* DATASET ENTRIES

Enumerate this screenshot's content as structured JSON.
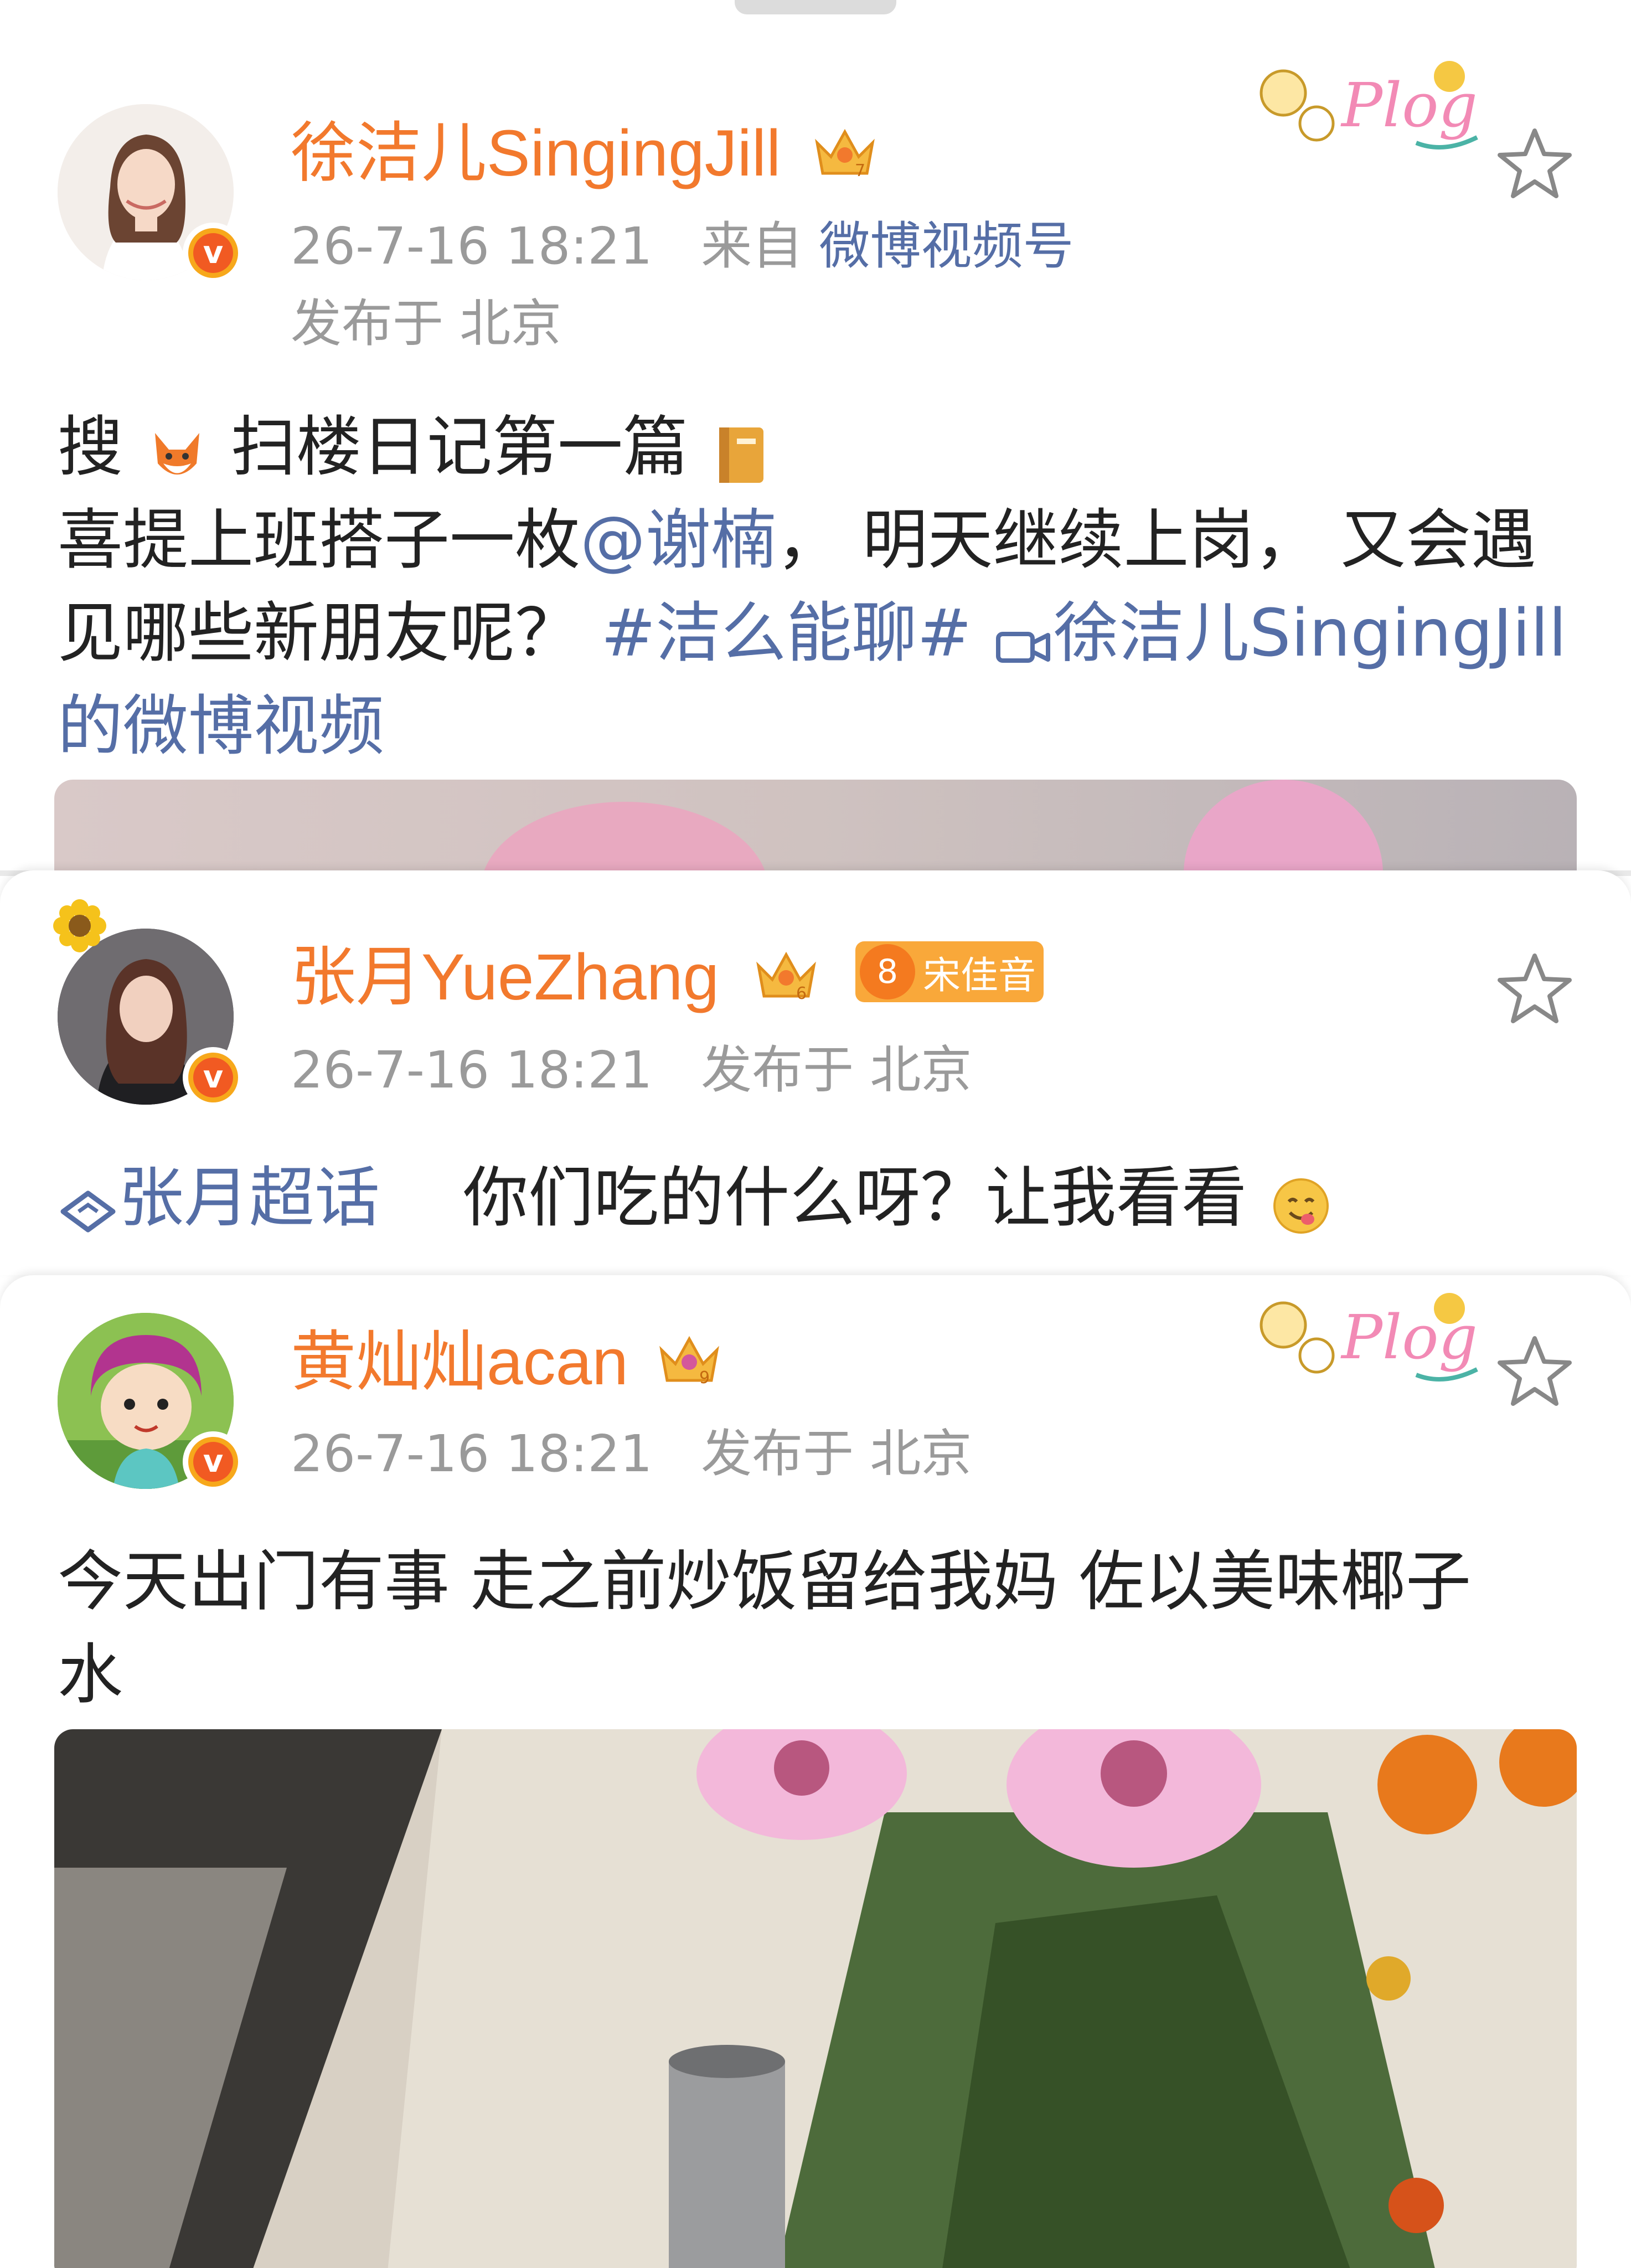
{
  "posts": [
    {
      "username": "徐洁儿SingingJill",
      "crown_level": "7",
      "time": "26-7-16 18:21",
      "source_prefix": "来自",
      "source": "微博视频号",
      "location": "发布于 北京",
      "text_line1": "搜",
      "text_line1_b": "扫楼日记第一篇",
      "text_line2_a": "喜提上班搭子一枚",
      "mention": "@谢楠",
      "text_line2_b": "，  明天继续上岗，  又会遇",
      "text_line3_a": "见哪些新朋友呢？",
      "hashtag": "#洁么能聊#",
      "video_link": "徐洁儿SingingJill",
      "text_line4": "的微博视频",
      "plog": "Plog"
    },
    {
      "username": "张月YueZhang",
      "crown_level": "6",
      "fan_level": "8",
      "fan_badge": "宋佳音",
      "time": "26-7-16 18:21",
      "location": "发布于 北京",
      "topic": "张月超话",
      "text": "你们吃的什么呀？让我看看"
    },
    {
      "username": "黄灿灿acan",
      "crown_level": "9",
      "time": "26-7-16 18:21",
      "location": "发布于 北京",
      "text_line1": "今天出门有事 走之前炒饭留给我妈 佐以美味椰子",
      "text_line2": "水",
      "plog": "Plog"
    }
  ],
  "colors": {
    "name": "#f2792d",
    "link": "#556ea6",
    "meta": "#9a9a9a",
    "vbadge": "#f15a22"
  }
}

---

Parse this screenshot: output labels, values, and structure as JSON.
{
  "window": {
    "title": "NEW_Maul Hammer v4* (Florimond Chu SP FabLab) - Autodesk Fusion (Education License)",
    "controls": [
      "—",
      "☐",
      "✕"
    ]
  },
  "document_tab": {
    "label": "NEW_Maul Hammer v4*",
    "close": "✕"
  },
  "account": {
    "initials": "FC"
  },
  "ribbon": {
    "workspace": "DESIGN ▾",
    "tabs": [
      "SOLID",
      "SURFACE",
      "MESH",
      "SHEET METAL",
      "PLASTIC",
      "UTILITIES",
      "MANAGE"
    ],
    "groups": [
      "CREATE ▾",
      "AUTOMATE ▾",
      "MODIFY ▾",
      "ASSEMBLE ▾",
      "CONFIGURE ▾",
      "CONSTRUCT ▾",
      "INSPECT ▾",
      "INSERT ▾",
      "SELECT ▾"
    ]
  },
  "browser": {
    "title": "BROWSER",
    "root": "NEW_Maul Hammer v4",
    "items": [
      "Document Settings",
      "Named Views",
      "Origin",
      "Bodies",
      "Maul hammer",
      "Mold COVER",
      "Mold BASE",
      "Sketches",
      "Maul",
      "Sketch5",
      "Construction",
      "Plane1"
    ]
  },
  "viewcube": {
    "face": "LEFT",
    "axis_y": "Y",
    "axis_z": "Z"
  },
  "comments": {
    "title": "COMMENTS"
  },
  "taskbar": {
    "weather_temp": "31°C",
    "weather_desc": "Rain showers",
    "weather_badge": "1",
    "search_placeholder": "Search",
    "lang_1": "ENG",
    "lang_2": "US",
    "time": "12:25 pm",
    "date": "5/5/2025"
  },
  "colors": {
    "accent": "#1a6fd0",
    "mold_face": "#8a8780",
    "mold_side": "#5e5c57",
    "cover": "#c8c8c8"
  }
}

* GOAL
Work out how many lines of the listing above include the word "JSON". Report only the number.

* ANSWER
2